• 1024 Palindromic Number (25 分)(大整数相加)


    A number that will be the same when it is written forwards or backwards is known as a Palindromic Number. For example, 1234321 is a palindromic number. All single digit numbers are palindromic numbers.

    Non-palindromic numbers can be paired with palindromic ones via a series of operations. First, the non-palindromic number is reversed and the result is added to the original number. If the result is not a palindromic number, this is repeated until it gives a palindromic number. For example, if we start from 67, we can obtain a palindromic number in 2 steps: 67 + 76 = 143, and 143 + 341 = 484.

    Given any positive integer N, you are supposed to find its paired palindromic number and the number of steps taken to find it.

    Input Specification:

    Each input file contains one test case. Each case consists of two positive numbers N and K, where N (<= 10^10) is the initial numer and K (<= 100) is the maximum number of steps. The numbers are separated by a space.

    Output Specification:

    For each test case, output two numbers, one in each line. The first number is the paired palindromic number of N, and the second number is the number of steps taken to find the palindromic number. If the palindromic number is not found after K steps, just output the number obtained at the Kth step and K instead.

    Sample Input 1:

    67 3

    Sample Output 1:

    484
    2

    Sample Input 2:

    69 3

    Sample Output 2:

    1353
    3

    生词

    英文 解释
    be paired with 与...配对

    题目大意:

    给定一个数字,和允许翻转后相加的次数cnt,求要多少次才能变成一个回文数字,输出那个回文数字和翻转相加了多少次,如果本身就是回文数字就输出0次,如果超过给定的次数cnt了,就输出那个不是回文的结果,并且输出给定的次数cnt

    分析:

    1、会超出long int类型(会有两个点溢出错误),所以用字符串存储,大整数相加
    2、可以通过对字符串翻转后比较来判断是否为回文串

    原文链接:https://blog.csdn.net/liuchuo/article/details/52280891

    13分题解

    乙级类似的题
    发现自己还是用了同样的方法,然后犯了同样的错误:
    如果两个数的和过大,就会报错如下:
    terminate called after throwing an instance of 'std::out_of_range' what(): stoll
    原因:应该是超出了long long int x+y 的范围。

▶ _书面问题 1_:
根据节选文本中的例子,从67开始经过几步能得到回文数?

▶ _所给条目_:
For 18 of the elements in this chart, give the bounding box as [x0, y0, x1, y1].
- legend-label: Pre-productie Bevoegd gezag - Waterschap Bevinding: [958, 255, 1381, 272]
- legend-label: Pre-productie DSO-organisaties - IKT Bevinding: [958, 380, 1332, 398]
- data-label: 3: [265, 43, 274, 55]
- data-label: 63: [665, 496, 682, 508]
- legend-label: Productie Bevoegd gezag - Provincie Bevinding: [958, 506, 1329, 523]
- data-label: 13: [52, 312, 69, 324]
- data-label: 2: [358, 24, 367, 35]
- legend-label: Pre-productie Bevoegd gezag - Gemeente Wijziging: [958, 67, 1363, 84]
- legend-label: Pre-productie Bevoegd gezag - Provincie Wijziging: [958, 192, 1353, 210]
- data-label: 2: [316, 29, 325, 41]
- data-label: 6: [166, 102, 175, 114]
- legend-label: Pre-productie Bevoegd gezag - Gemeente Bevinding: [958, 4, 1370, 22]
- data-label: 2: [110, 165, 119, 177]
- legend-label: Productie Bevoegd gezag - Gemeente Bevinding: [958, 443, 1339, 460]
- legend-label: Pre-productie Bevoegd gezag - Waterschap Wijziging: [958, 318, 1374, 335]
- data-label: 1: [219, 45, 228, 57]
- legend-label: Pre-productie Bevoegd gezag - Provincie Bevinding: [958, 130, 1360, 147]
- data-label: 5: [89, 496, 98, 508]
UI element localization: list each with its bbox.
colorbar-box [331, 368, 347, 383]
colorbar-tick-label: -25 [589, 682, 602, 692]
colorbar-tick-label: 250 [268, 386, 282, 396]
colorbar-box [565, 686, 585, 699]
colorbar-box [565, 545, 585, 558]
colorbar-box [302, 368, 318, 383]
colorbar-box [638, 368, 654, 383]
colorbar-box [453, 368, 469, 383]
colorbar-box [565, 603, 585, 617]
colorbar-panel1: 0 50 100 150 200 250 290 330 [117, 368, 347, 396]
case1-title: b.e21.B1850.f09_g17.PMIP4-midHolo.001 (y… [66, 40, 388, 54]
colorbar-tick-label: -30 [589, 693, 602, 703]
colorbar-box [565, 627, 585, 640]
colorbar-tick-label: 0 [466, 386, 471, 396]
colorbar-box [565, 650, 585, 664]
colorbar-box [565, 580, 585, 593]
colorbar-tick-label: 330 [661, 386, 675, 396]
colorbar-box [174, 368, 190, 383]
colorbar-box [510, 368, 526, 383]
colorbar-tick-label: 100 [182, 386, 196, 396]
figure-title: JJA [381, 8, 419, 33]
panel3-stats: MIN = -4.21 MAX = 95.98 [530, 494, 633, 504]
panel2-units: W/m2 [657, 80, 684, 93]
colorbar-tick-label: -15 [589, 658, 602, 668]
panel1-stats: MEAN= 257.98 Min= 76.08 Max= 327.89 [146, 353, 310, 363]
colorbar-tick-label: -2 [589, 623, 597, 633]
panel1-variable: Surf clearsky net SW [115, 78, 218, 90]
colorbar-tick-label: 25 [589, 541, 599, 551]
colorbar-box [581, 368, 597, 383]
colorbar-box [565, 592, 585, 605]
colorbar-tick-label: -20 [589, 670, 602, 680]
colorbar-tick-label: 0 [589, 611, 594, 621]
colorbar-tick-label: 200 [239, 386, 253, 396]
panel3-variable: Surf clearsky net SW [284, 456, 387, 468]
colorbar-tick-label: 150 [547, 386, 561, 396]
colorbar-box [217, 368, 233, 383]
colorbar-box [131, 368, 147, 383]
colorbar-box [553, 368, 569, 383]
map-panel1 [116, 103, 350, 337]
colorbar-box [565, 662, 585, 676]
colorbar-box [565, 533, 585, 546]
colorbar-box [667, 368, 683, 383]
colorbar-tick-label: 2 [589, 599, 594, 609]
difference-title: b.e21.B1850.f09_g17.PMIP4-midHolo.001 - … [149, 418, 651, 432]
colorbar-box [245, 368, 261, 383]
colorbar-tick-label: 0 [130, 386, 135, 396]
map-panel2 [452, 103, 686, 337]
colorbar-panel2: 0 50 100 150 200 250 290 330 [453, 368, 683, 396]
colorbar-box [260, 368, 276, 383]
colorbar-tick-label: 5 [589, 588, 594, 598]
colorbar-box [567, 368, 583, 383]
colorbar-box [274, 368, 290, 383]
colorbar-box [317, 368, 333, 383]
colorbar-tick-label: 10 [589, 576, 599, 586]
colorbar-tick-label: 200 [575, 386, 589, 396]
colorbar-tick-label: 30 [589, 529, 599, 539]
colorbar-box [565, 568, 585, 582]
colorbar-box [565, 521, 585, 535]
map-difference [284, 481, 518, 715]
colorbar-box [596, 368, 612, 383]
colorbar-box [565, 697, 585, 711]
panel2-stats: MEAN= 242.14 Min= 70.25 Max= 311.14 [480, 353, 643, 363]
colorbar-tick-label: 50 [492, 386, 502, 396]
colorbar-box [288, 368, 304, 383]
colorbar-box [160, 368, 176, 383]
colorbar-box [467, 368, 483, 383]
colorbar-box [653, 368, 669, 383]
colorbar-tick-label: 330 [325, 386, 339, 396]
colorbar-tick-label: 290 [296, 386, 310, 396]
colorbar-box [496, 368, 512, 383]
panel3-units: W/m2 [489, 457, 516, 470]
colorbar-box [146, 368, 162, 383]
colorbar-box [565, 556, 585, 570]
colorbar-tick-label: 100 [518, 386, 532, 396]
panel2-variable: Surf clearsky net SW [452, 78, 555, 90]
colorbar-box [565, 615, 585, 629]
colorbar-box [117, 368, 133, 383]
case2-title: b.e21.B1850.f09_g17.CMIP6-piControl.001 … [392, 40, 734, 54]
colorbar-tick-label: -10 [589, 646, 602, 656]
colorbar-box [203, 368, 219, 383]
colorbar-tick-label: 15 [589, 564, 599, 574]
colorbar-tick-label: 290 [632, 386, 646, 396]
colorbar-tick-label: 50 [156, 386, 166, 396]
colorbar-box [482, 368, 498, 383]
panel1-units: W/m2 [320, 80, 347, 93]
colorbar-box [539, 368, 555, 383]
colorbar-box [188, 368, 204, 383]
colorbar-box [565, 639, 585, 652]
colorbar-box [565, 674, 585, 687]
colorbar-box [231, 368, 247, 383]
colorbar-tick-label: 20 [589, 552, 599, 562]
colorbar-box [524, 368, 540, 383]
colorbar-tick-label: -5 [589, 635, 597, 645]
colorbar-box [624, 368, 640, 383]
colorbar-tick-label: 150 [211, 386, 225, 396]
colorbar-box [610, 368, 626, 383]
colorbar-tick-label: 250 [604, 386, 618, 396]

▶ _书面问题 2_:
请把所给条目从开头到含有“- data-label: 6: [166, 102, 175, 114]”的那一行原样照抄一遍,首尾两行都包括在内。

▶ _正确答案 1_:
经过2步,得到回文数484。

▶ _正确答案 2_:
For 18 of the elements in this chart, give the bounding box as [x0, y0, x1, y1].
- legend-label: Pre-productie Bevoegd gezag - Waterschap Bevinding: [958, 255, 1381, 272]
- legend-label: Pre-productie DSO-organisaties - IKT Bevinding: [958, 380, 1332, 398]
- data-label: 3: [265, 43, 274, 55]
- data-label: 63: [665, 496, 682, 508]
- legend-label: Productie Bevoegd gezag - Provincie Bevinding: [958, 506, 1329, 523]
- data-label: 13: [52, 312, 69, 324]
- data-label: 2: [358, 24, 367, 35]
- legend-label: Pre-productie Bevoegd gezag - Gemeente Wijziging: [958, 67, 1363, 84]
- legend-label: Pre-productie Bevoegd gezag - Provincie Wijziging: [958, 192, 1353, 210]
- data-label: 2: [316, 29, 325, 41]
- data-label: 6: [166, 102, 175, 114]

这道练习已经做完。